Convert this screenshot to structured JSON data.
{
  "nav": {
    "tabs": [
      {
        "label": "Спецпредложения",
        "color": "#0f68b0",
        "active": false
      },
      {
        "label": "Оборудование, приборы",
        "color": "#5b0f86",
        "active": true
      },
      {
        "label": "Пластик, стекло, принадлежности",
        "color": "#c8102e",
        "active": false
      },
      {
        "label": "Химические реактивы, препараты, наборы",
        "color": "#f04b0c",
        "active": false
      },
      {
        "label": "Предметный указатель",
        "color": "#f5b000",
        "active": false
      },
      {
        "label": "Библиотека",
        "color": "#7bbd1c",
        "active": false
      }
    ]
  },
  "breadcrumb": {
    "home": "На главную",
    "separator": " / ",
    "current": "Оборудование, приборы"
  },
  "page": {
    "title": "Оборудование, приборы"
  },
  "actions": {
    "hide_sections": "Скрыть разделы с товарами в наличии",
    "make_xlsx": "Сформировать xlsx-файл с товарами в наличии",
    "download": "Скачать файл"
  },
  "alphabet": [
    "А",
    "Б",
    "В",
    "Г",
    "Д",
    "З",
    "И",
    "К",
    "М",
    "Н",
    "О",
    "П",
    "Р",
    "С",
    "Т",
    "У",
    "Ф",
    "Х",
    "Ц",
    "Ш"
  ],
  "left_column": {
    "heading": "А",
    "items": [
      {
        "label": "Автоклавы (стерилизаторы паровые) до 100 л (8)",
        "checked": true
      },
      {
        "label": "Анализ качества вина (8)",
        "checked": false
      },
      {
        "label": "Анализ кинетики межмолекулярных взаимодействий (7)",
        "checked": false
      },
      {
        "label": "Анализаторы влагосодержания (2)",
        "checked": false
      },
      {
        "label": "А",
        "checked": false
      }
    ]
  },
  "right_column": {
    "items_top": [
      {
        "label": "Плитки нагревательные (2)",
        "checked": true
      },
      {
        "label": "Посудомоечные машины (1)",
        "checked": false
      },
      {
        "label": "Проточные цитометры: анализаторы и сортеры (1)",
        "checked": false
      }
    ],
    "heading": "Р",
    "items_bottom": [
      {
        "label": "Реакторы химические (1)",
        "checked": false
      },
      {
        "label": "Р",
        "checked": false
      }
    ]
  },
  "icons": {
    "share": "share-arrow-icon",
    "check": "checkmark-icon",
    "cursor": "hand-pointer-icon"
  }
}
──────────
**What is required**:
The records above should be repeated in full, exactly as given.

**Task response**:
Convert this screenshot to structured JSON data.
{
  "nav": {
    "tabs": [
      {
        "label": "Спецпредложения",
        "color": "#0f68b0",
        "active": false
      },
      {
        "label": "Оборудование, приборы",
        "color": "#5b0f86",
        "active": true
      },
      {
        "label": "Пластик, стекло, принадлежности",
        "color": "#c8102e",
        "active": false
      },
      {
        "label": "Химические реактивы, препараты, наборы",
        "color": "#f04b0c",
        "active": false
      },
      {
        "label": "Предметный указатель",
        "color": "#f5b000",
        "active": false
      },
      {
        "label": "Библиотека",
        "color": "#7bbd1c",
        "active": false
      }
    ]
  },
  "breadcrumb": {
    "home": "На главную",
    "separator": " / ",
    "current": "Оборудование, приборы"
  },
  "page": {
    "title": "Оборудование, приборы"
  },
  "actions": {
    "hide_sections": "Скрыть разделы с товарами в наличии",
    "make_xlsx": "Сформировать xlsx-файл с товарами в наличии",
    "download": "Скачать файл"
  },
  "alphabet": [
    "А",
    "Б",
    "В",
    "Г",
    "Д",
    "З",
    "И",
    "К",
    "М",
    "Н",
    "О",
    "П",
    "Р",
    "С",
    "Т",
    "У",
    "Ф",
    "Х",
    "Ц",
    "Ш"
  ],
  "left_column": {
    "heading": "А",
    "items": [
      {
        "label": "Автоклавы (стерилизаторы паровые) до 100 л (8)",
        "checked": true
      },
      {
        "label": "Анализ качества вина (8)",
        "checked": false
      },
      {
        "label": "Анализ кинетики межмолекулярных взаимодействий (7)",
        "checked": false
      },
      {
        "label": "Анализаторы влагосодержания (2)",
        "checked": false
      },
      {
        "label": "А",
        "checked": false
      }
    ]
  },
  "right_column": {
    "items_top": [
      {
        "label": "Плитки нагревательные (2)",
        "checked": true
      },
      {
        "label": "Посудомоечные машины (1)",
        "checked": false
      },
      {
        "label": "Проточные цитометры: анализаторы и сортеры (1)",
        "checked": false
      }
    ],
    "heading": "Р",
    "items_bottom": [
      {
        "label": "Реакторы химические (1)",
        "checked": false
      },
      {
        "label": "Р",
        "checked": false
      }
    ]
  },
  "icons": {
    "share": "share-arrow-icon",
    "check": "checkmark-icon",
    "cursor": "hand-pointer-icon"
  }
}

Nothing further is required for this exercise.